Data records
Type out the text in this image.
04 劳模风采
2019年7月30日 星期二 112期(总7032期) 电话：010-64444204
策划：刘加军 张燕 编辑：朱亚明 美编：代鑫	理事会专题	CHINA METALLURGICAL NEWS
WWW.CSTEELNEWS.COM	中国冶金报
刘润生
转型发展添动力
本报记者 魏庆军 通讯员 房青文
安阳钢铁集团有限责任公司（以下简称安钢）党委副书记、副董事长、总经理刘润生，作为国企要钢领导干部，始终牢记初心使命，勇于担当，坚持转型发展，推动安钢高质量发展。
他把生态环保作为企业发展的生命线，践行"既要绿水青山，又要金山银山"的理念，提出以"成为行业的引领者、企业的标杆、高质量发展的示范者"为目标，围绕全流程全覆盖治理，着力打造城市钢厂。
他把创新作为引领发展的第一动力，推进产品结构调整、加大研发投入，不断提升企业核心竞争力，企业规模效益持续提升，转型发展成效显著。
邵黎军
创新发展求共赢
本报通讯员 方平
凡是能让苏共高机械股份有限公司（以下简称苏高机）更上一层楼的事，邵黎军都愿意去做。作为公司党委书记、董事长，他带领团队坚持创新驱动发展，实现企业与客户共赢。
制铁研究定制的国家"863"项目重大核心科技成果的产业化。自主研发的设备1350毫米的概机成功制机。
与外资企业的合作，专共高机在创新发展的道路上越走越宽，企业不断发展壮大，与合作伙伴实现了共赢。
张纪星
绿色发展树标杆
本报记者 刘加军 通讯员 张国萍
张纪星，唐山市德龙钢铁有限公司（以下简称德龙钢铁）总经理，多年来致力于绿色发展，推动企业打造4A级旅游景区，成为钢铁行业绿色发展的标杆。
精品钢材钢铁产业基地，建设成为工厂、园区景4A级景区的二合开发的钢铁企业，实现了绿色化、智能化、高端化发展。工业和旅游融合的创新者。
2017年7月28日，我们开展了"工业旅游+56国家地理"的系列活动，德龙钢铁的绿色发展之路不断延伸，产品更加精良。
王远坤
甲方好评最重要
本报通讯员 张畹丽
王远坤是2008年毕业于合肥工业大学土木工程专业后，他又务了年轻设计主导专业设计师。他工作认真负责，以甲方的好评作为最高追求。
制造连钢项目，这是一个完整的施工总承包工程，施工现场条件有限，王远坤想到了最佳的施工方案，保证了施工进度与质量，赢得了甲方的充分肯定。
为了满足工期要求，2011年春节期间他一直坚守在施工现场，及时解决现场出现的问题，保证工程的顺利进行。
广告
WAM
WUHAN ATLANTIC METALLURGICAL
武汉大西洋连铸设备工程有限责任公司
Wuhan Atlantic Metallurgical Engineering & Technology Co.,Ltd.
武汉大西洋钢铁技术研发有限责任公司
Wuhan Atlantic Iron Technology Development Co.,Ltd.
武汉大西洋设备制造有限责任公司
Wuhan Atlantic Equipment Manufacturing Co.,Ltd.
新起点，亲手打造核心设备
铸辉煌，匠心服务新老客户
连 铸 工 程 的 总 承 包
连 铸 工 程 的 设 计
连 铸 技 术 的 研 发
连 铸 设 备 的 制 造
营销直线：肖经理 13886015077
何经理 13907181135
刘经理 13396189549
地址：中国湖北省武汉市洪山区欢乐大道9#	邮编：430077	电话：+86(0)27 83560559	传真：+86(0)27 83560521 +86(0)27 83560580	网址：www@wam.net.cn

Description of the task — Your task is to quote the listing above word for word.

Result of the exercise —
Type out the text in this image.
04 劳模风采
2019年7月30日 星期二 112期(总7032期) 电话：010-64444204
策划：刘加军 张燕 编辑：朱亚明 美编：代鑫	理事会专题	CHINA METALLURGICAL NEWS
WWW.CSTEELNEWS.COM	中国冶金报
刘润生
转型发展添动力
本报记者 魏庆军 通讯员 房青文
安阳钢铁集团有限责任公司（以下简称安钢）党委副书记、副董事长、总经理刘润生，作为国企要钢领导干部，始终牢记初心使命，勇于担当，坚持转型发展，推动安钢高质量发展。
他把生态环保作为企业发展的生命线，践行"既要绿水青山，又要金山银山"的理念，提出以"成为行业的引领者、企业的标杆、高质量发展的示范者"为目标，围绕全流程全覆盖治理，着力打造城市钢厂。
他把创新作为引领发展的第一动力，推进产品结构调整、加大研发投入，不断提升企业核心竞争力，企业规模效益持续提升，转型发展成效显著。
邵黎军
创新发展求共赢
本报通讯员 方平
凡是能让苏共高机械股份有限公司（以下简称苏高机）更上一层楼的事，邵黎军都愿意去做。作为公司党委书记、董事长，他带领团队坚持创新驱动发展，实现企业与客户共赢。
制铁研究定制的国家"863"项目重大核心科技成果的产业化。自主研发的设备1350毫米的概机成功制机。
与外资企业的合作，专共高机在创新发展的道路上越走越宽，企业不断发展壮大，与合作伙伴实现了共赢。
张纪星
绿色发展树标杆
本报记者 刘加军 通讯员 张国萍
张纪星，唐山市德龙钢铁有限公司（以下简称德龙钢铁）总经理，多年来致力于绿色发展，推动企业打造4A级旅游景区，成为钢铁行业绿色发展的标杆。
精品钢材钢铁产业基地，建设成为工厂、园区景4A级景区的二合开发的钢铁企业，实现了绿色化、智能化、高端化发展。工业和旅游融合的创新者。
2017年7月28日，我们开展了"工业旅游+56国家地理"的系列活动，德龙钢铁的绿色发展之路不断延伸，产品更加精良。
王远坤
甲方好评最重要
本报通讯员 张畹丽
王远坤是2008年毕业于合肥工业大学土木工程专业后，他又务了年轻设计主导专业设计师。他工作认真负责，以甲方的好评作为最高追求。
制造连钢项目，这是一个完整的施工总承包工程，施工现场条件有限，王远坤想到了最佳的施工方案，保证了施工进度与质量，赢得了甲方的充分肯定。
为了满足工期要求，2011年春节期间他一直坚守在施工现场，及时解决现场出现的问题，保证工程的顺利进行。
广告
WAM
WUHAN ATLANTIC METALLURGICAL
武汉大西洋连铸设备工程有限责任公司
Wuhan Atlantic Metallurgical Engineering & Technology Co.,Ltd.
武汉大西洋钢铁技术研发有限责任公司
Wuhan Atlantic Iron Technology Development Co.,Ltd.
武汉大西洋设备制造有限责任公司
Wuhan Atlantic Equipment Manufacturing Co.,Ltd.
新起点，亲手打造核心设备
铸辉煌，匠心服务新老客户
连 铸 工 程 的 总 承 包
连 铸 工 程 的 设 计
连 铸 技 术 的 研 发
连 铸 设 备 的 制 造
营销直线：肖经理 13886015077
何经理 13907181135
刘经理 13396189549
地址：中国湖北省武汉市洪山区欢乐大道9#	邮编：430077	电话：+86(0)27 83560559	传真：+86(0)27 83560521 +86(0)27 83560580	网址：www@wam.net.cn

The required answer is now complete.